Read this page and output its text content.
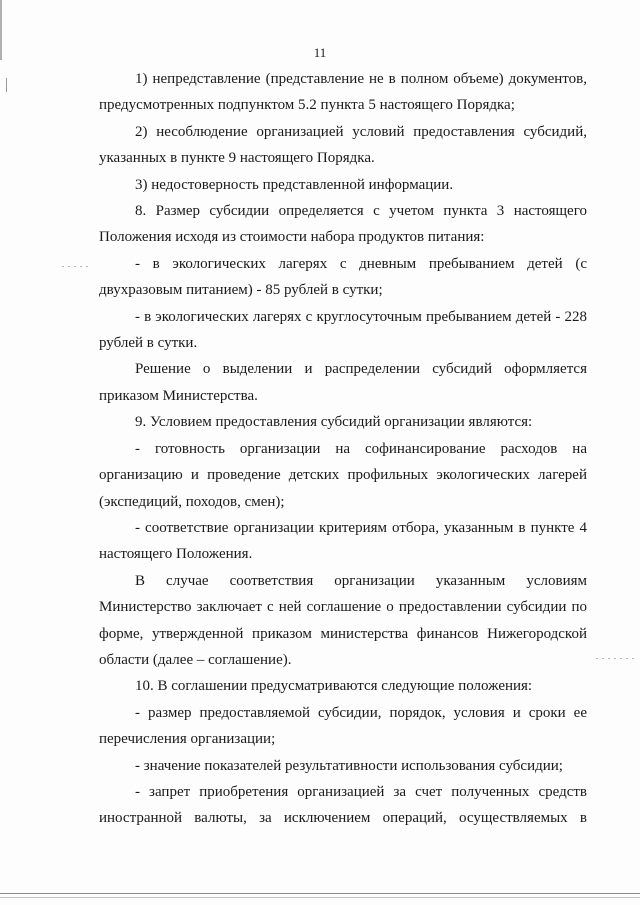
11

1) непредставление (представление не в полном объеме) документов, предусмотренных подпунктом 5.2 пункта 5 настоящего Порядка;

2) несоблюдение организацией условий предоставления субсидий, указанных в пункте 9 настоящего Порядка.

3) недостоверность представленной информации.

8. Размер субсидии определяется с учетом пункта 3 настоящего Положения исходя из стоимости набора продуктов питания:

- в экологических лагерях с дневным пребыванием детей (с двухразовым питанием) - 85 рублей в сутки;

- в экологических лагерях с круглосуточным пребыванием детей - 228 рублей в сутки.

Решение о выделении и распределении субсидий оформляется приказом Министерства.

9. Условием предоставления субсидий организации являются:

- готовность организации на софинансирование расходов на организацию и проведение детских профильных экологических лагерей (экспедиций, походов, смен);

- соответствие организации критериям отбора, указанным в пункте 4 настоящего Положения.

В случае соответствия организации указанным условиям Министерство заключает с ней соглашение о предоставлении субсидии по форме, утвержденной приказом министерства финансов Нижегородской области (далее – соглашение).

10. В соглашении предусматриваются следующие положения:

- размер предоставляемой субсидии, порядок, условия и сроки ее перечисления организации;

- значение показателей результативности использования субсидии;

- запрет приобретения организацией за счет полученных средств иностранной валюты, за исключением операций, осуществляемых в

_ _ _ _ _ _ _

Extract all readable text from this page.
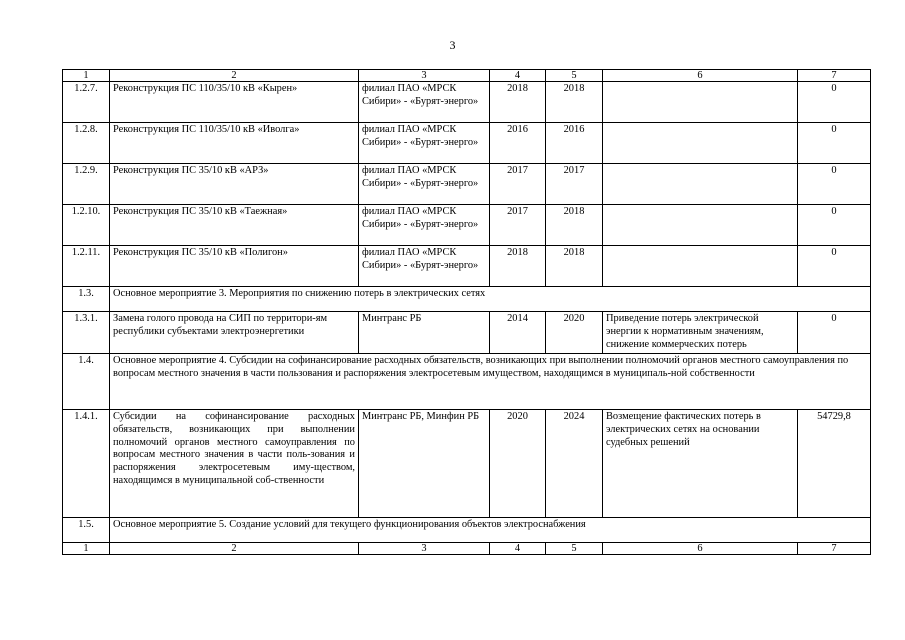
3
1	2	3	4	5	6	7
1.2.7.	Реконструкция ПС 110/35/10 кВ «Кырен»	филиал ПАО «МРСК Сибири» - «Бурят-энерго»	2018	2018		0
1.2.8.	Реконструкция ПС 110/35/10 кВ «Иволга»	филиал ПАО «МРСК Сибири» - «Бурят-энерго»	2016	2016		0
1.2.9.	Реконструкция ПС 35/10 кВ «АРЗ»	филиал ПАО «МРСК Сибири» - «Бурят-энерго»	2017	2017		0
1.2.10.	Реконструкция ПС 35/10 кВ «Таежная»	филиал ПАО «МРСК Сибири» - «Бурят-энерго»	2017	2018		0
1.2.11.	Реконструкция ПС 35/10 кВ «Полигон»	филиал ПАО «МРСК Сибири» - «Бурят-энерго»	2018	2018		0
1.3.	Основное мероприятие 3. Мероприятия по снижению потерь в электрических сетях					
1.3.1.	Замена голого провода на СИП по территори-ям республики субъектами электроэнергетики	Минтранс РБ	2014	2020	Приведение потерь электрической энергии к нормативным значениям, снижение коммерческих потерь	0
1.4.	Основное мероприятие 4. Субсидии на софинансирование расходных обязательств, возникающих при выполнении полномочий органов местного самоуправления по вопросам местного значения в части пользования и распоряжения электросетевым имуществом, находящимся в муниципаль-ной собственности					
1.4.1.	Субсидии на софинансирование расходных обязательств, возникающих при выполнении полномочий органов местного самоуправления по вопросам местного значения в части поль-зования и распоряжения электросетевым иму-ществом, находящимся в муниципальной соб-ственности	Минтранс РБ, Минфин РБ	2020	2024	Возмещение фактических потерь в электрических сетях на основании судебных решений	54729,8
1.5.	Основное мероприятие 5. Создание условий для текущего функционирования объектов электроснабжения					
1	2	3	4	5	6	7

_ _ _ _ _ _ _

TASK PROMPT:
Which lines of the material contain the string "this"? List each of them.

FINAL RESULT:
Read this page and output its text content.
Extract all readable text from this page.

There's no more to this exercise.